SÉRIE D'EXERCICES:
#1 Recopiez le passage du texte à analyser qui va de « Un ersatz pour » à « soumise au rationnement. ».
#2 Selon le texte à analyser, dans quelle ville Le Parfait est-il produit depuis 2008 ?
#3 D'après le texte à analyser, pourquoi le slogan « Dyna, c'est tout un repas sans coupon » était-il un sacré argument de vente en 1942 ? Répondez en une à trois phrases.

TEXTE À ANALYSER:
>>>
Pas de Parfait sans bière  
Ce n’est pas un hasard si Claude Blancpain inventa cette curieuse pâte à tartiner, en 1942. Il est le petit-fils du fondateur de la Brasserie du Cardinal à Fribourg, Paul-Alcide Blancpain. Le houblon et le malt sont une affaire familiale. Or, pour initier le processus de fermentation de la bière, il faut de la levure: ce fameux champignon Saccharomyces cerevisiae. Longtemps, les résidus étaient destinés à l’alimentation animale, jusqu’à ce que Claude Blancpain les recycle en «pâtés à usage diététique»: Pâté Dyna et Pâté Tartex.
Il installe son entreprise Dyna dans les locaux de la brasserie familiale, proche de la gare de Fribourg. Ce n’est qu’en 1959 qu’une usine distincte sera construite. Depuis 2008, Le Parfait n’est plus produit en terres fribourgeoises, mais à Bâle, dans l’usine Thomy. Les brassins de Cardinal se sont vidés en 2011.


Un ersatz pour temps de crise
«Dyna, c’est tout un repas sans coupon»: en 1942, c’est un sacré argument de vente. En effet, l’économie de guerre impose des mesures de rationnement à la population suisse. Sucre, légumineuses, graisses, huile, fromage, œufs et lait sont rationnés progressivement dès 1939. En mars 1942, c’est au tour de la viande.
Alors que deux jours «sans» hebdomadaires avaient déjà été imposés l’année précédente. Pour obtenir ses rations, il fallait alors présenter des coupons officiels. Avec ses pâtés à base de levure de bière et de graisses végétales, Claude Blancpain est épargné par les contraintes du rationnement. Sa petite entreprise obtient rapidement le soutien des autorités politiques qui lui octroient le droit d’utiliser du fer-blanc pour ses emballages. Matière elle aussi soumise au rationnement.


Cherchez la truffe
«Plus qu’un simple foie gras»: c’est avec ce slogan racoleur que les publicitaires vantaient Le Parfait en 1963. À l’époque, la crème-sandwich était effectivement encore «enrichie de truffes». Un ingrédient qui, on l’imagine, fit beaucoup pour redorer le blason de cette pâte à tartiner, au sortir de la Seconde Guerre mondiale. À la fin des années soixante,
la renommée du Parfait était telle qu’on le retrouvait jusque sur les étals du prestigieux magasin Harrods, à Londres. Gageons que les miettes du précieux champignon, réparties parcimonieusement dans le pâté, y sont pour beaucoup. Quand a disparu la truffe au profit de la corne d’abondance? Dans les années nonante. Les deux champignons ont certes la même couleur, mais pas le même prix, ni le même goût!
<<<
ITEMS FOURNIS:
>>>
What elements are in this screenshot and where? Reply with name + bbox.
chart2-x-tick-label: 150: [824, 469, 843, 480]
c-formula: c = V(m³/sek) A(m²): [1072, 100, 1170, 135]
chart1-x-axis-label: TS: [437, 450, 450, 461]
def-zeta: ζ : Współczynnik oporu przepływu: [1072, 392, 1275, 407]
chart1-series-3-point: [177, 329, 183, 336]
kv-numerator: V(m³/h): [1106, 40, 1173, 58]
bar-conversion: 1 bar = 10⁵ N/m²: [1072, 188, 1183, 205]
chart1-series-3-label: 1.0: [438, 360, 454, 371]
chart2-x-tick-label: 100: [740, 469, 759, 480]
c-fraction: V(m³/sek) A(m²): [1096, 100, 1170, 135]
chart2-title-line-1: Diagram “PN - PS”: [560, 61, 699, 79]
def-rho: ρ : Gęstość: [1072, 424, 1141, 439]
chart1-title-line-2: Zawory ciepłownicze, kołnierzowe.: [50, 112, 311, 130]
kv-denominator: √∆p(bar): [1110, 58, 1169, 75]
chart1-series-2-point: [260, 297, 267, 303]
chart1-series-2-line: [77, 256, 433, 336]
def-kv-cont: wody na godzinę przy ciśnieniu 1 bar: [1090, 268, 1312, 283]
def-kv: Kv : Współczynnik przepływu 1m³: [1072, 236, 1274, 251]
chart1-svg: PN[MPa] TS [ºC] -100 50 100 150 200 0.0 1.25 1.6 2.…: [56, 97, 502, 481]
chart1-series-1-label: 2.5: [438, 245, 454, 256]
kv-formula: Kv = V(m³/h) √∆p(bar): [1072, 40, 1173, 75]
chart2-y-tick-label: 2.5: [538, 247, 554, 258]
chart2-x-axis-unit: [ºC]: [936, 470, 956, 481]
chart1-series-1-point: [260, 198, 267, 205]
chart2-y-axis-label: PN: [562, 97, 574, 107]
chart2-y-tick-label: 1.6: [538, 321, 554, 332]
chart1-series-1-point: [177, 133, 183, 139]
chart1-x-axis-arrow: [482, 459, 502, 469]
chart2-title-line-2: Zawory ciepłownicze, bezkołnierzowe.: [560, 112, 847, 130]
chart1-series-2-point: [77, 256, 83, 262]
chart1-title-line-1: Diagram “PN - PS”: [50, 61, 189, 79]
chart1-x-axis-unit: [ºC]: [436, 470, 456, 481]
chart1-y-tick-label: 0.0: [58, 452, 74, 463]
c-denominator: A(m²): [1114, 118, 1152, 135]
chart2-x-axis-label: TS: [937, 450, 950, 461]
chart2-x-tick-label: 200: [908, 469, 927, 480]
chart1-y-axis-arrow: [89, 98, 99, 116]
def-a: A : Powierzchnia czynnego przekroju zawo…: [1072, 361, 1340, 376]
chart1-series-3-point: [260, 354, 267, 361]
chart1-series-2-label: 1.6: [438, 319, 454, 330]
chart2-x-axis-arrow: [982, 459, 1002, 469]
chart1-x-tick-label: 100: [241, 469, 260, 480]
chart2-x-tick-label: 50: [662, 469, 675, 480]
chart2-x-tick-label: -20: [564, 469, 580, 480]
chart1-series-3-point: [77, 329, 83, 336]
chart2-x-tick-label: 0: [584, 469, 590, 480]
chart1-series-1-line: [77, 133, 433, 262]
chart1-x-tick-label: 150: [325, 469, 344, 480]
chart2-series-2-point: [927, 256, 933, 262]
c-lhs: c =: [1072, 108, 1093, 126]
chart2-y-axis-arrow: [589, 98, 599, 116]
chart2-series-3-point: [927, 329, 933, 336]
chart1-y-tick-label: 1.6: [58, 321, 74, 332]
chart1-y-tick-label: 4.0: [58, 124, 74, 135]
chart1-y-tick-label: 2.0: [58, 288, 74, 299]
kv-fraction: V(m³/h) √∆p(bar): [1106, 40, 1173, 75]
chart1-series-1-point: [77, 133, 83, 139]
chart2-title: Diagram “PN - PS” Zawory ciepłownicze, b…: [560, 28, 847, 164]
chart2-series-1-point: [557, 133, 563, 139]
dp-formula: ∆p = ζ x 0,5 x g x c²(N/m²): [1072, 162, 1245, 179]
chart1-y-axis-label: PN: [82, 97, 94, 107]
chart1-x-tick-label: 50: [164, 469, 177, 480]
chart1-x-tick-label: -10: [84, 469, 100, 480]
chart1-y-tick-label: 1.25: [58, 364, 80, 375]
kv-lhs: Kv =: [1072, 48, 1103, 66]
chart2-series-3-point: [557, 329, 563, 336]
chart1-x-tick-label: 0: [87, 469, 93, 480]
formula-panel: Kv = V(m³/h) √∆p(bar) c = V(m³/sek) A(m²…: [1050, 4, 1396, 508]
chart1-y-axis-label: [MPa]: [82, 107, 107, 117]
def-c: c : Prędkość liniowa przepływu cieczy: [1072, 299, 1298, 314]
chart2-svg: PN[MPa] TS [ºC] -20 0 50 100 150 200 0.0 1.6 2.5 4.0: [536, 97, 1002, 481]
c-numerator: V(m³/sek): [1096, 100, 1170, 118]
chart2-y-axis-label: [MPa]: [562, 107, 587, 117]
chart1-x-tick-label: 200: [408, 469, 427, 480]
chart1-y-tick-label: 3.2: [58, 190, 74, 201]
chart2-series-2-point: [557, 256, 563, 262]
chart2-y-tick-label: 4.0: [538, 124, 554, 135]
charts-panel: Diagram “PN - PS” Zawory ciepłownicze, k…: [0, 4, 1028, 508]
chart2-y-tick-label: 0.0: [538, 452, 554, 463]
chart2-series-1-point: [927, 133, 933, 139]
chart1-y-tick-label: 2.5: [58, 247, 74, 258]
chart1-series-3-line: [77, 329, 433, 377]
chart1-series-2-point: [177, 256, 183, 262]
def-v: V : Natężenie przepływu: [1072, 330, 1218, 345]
<<<
RÉPONSES PAR ITEM:
#1
Un ersatz pour temps de crise
«Dyna, c’est tout un repas sans coupon»: en 1942, c’est un sacré argument de vente. En effet, l’économie de guerre impose des mesures de rationnement à la population suisse. Sucre, légumineuses, graisses, huile, fromage, œufs et lait sont rationnés progressivement dès 1939. En mars 1942, c’est au tour de la viande.
Alors que deux jours «sans» hebdomadaires avaient déjà été imposés l’année précédente. Pour obtenir ses rations, il fallait alors présenter des coupons officiels. Avec ses pâtés à base de levure de bière et de graisses végétales, Claude Blancpain est épargné par les contraintes du rationnement. Sa petite entreprise obtient rapidement le soutien des autorités politiques qui lui octroient le droit d’utiliser du fer-blanc pour ses emballages. Matière elle aussi soumise au rationnement.

#2 Le Parfait est produit à Bâle, dans l'usine Thomy.

#3 En 1942, l'économie de guerre imposait des mesures de rationnement à la population suisse. Pour obtenir ses rations, il fallait présenter des coupons officiels. Un repas qui ne demandait pas de coupon était donc un argument fort.